• _WHAT THIS TASK INVOLVES_:
In the rows below, substitute "monitor-stand" for every occurrence of "monitor-foot" and reproduce the lines with nothing else altered.
## Begin RECORD LIST
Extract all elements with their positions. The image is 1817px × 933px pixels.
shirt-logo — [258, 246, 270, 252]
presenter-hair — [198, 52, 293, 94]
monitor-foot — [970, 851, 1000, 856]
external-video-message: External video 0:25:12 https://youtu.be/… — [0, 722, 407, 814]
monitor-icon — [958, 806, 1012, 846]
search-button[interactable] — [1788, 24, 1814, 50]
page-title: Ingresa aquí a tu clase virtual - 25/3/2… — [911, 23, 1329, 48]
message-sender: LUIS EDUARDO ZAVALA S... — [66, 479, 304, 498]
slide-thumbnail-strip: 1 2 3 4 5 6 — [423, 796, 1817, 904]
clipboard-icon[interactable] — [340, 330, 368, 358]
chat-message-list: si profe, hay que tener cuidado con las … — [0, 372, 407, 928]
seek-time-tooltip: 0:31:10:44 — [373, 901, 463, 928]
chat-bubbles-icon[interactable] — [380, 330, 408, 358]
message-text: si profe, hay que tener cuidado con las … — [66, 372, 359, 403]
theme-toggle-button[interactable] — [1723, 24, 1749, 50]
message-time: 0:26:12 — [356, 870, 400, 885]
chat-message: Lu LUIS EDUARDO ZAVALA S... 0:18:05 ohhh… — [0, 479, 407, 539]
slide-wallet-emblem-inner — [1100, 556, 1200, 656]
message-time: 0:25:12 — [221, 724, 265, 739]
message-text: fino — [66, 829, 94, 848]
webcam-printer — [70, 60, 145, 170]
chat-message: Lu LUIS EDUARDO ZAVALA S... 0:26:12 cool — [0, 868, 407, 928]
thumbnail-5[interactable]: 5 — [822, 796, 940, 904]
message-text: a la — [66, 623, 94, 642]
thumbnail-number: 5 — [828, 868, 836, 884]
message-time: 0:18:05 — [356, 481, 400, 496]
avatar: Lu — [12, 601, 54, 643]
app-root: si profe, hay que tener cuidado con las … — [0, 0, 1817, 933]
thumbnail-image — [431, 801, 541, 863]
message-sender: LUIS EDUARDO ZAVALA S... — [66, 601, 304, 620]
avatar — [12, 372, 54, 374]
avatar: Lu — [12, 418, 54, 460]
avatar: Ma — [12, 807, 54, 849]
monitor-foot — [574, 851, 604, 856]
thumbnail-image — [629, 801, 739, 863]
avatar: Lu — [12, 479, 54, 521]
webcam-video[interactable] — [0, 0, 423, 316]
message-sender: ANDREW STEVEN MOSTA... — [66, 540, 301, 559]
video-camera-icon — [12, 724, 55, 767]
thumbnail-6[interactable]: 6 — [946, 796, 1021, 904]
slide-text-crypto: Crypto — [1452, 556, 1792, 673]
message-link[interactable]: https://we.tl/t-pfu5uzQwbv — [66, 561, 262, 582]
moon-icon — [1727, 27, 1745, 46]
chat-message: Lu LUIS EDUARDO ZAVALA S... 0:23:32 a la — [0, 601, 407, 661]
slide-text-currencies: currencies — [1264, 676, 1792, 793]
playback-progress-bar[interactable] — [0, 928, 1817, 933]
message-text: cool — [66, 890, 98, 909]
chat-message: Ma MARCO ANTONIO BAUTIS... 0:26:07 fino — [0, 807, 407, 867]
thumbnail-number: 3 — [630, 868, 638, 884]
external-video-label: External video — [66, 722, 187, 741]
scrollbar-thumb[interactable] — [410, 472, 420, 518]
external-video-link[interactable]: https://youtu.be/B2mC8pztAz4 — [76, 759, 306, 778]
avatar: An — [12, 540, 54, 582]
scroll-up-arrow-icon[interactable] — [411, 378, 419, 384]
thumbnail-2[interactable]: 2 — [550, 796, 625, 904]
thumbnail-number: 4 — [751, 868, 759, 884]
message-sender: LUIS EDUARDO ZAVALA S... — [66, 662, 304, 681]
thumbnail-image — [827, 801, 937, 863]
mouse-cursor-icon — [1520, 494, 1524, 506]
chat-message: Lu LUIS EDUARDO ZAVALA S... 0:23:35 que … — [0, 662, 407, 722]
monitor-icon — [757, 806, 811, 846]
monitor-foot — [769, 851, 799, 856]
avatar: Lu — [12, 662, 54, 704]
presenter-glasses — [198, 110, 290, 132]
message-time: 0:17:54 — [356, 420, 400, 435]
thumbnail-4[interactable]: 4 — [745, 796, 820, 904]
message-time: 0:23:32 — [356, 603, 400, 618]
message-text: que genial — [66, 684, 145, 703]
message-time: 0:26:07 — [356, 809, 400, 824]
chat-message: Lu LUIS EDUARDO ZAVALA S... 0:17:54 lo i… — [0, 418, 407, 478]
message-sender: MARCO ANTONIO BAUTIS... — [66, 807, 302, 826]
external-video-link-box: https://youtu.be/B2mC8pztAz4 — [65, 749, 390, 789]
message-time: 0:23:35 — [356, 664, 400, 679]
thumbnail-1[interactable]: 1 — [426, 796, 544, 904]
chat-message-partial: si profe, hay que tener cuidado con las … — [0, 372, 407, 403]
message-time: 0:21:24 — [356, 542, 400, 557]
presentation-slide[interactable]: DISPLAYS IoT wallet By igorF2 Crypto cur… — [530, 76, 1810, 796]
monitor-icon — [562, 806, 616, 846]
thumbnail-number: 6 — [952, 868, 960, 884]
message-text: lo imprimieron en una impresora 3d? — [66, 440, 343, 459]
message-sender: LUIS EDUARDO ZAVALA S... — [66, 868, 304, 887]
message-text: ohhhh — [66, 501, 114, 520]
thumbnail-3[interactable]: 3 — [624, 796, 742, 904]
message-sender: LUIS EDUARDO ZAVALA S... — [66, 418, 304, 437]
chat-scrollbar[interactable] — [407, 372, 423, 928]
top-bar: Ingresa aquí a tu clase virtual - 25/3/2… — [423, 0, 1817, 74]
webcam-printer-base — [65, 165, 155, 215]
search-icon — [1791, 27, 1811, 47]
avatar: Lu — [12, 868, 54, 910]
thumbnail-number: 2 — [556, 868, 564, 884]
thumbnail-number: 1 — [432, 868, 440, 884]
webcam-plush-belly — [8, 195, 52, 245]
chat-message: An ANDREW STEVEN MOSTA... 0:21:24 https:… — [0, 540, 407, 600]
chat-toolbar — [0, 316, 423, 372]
## End RECORD LIST
• _COMPLETE RESPONSE_:
Extract all elements with their positions. The image is 1817px × 933px pixels.
shirt-logo — [258, 246, 270, 252]
presenter-hair — [198, 52, 293, 94]
monitor-stand — [970, 851, 1000, 856]
external-video-message: External video 0:25:12 https://youtu.be/… — [0, 722, 407, 814]
monitor-icon — [958, 806, 1012, 846]
search-button[interactable] — [1788, 24, 1814, 50]
page-title: Ingresa aquí a tu clase virtual - 25/3/2… — [911, 23, 1329, 48]
message-sender: LUIS EDUARDO ZAVALA S... — [66, 479, 304, 498]
slide-thumbnail-strip: 1 2 3 4 5 6 — [423, 796, 1817, 904]
clipboard-icon[interactable] — [340, 330, 368, 358]
chat-message-list: si profe, hay que tener cuidado con las … — [0, 372, 407, 928]
seek-time-tooltip: 0:31:10:44 — [373, 901, 463, 928]
chat-bubbles-icon[interactable] — [380, 330, 408, 358]
message-text: si profe, hay que tener cuidado con las … — [66, 372, 359, 403]
theme-toggle-button[interactable] — [1723, 24, 1749, 50]
message-time: 0:26:12 — [356, 870, 400, 885]
chat-message: Lu LUIS EDUARDO ZAVALA S... 0:18:05 ohhh… — [0, 479, 407, 539]
slide-wallet-emblem-inner — [1100, 556, 1200, 656]
message-time: 0:25:12 — [221, 724, 265, 739]
message-text: fino — [66, 829, 94, 848]
webcam-printer — [70, 60, 145, 170]
chat-message: Lu LUIS EDUARDO ZAVALA S... 0:26:12 cool — [0, 868, 407, 928]
thumbnail-5[interactable]: 5 — [822, 796, 940, 904]
message-text: a la — [66, 623, 94, 642]
thumbnail-number: 5 — [828, 868, 836, 884]
message-time: 0:18:05 — [356, 481, 400, 496]
avatar: Lu — [12, 601, 54, 643]
app-root: si profe, hay que tener cuidado con las … — [0, 0, 1817, 933]
thumbnail-image — [431, 801, 541, 863]
message-sender: LUIS EDUARDO ZAVALA S... — [66, 601, 304, 620]
avatar — [12, 372, 54, 374]
avatar: Lu — [12, 418, 54, 460]
avatar: Ma — [12, 807, 54, 849]
monitor-stand — [574, 851, 604, 856]
thumbnail-image — [629, 801, 739, 863]
avatar: Lu — [12, 479, 54, 521]
webcam-video[interactable] — [0, 0, 423, 316]
message-sender: ANDREW STEVEN MOSTA... — [66, 540, 301, 559]
video-camera-icon — [12, 724, 55, 767]
thumbnail-6[interactable]: 6 — [946, 796, 1021, 904]
slide-text-crypto: Crypto — [1452, 556, 1792, 673]
message-link[interactable]: https://we.tl/t-pfu5uzQwbv — [66, 561, 262, 582]
moon-icon — [1727, 27, 1745, 46]
chat-message: Lu LUIS EDUARDO ZAVALA S... 0:23:32 a la — [0, 601, 407, 661]
slide-text-currencies: currencies — [1264, 676, 1792, 793]
playback-progress-bar[interactable] — [0, 928, 1817, 933]
message-text: cool — [66, 890, 98, 909]
chat-message: Ma MARCO ANTONIO BAUTIS... 0:26:07 fino — [0, 807, 407, 867]
thumbnail-number: 3 — [630, 868, 638, 884]
external-video-label: External video — [66, 722, 187, 741]
scrollbar-thumb[interactable] — [410, 472, 420, 518]
external-video-link[interactable]: https://youtu.be/B2mC8pztAz4 — [76, 759, 306, 778]
avatar: An — [12, 540, 54, 582]
scroll-up-arrow-icon[interactable] — [411, 378, 419, 384]
thumbnail-2[interactable]: 2 — [550, 796, 625, 904]
thumbnail-number: 4 — [751, 868, 759, 884]
message-sender: LUIS EDUARDO ZAVALA S... — [66, 662, 304, 681]
thumbnail-image — [827, 801, 937, 863]
mouse-cursor-icon — [1520, 494, 1524, 506]
chat-message: Lu LUIS EDUARDO ZAVALA S... 0:23:35 que … — [0, 662, 407, 722]
monitor-icon — [757, 806, 811, 846]
monitor-stand — [769, 851, 799, 856]
avatar: Lu — [12, 662, 54, 704]
presenter-glasses — [198, 110, 290, 132]
message-time: 0:17:54 — [356, 420, 400, 435]
thumbnail-4[interactable]: 4 — [745, 796, 820, 904]
message-time: 0:23:32 — [356, 603, 400, 618]
message-text: que genial — [66, 684, 145, 703]
message-time: 0:26:07 — [356, 809, 400, 824]
chat-message: Lu LUIS EDUARDO ZAVALA S... 0:17:54 lo i… — [0, 418, 407, 478]
message-sender: MARCO ANTONIO BAUTIS... — [66, 807, 302, 826]
external-video-link-box: https://youtu.be/B2mC8pztAz4 — [65, 749, 390, 789]
message-time: 0:23:35 — [356, 664, 400, 679]
thumbnail-1[interactable]: 1 — [426, 796, 544, 904]
chat-message-partial: si profe, hay que tener cuidado con las … — [0, 372, 407, 403]
message-time: 0:21:24 — [356, 542, 400, 557]
presentation-slide[interactable]: DISPLAYS IoT wallet By igorF2 Crypto cur… — [530, 76, 1810, 796]
monitor-icon — [562, 806, 616, 846]
thumbnail-number: 6 — [952, 868, 960, 884]
message-text: lo imprimieron en una impresora 3d? — [66, 440, 343, 459]
message-sender: LUIS EDUARDO ZAVALA S... — [66, 868, 304, 887]
message-text: ohhhh — [66, 501, 114, 520]
thumbnail-3[interactable]: 3 — [624, 796, 742, 904]
message-sender: LUIS EDUARDO ZAVALA S... — [66, 418, 304, 437]
chat-scrollbar[interactable] — [407, 372, 423, 928]
top-bar: Ingresa aquí a tu clase virtual - 25/3/2… — [423, 0, 1817, 74]
webcam-printer-base — [65, 165, 155, 215]
search-icon — [1791, 27, 1811, 47]
avatar: Lu — [12, 868, 54, 910]
thumbnail-number: 2 — [556, 868, 564, 884]
thumbnail-number: 1 — [432, 868, 440, 884]
webcam-plush-belly — [8, 195, 52, 245]
chat-message: An ANDREW STEVEN MOSTA... 0:21:24 https:… — [0, 540, 407, 600]
chat-toolbar — [0, 316, 423, 372]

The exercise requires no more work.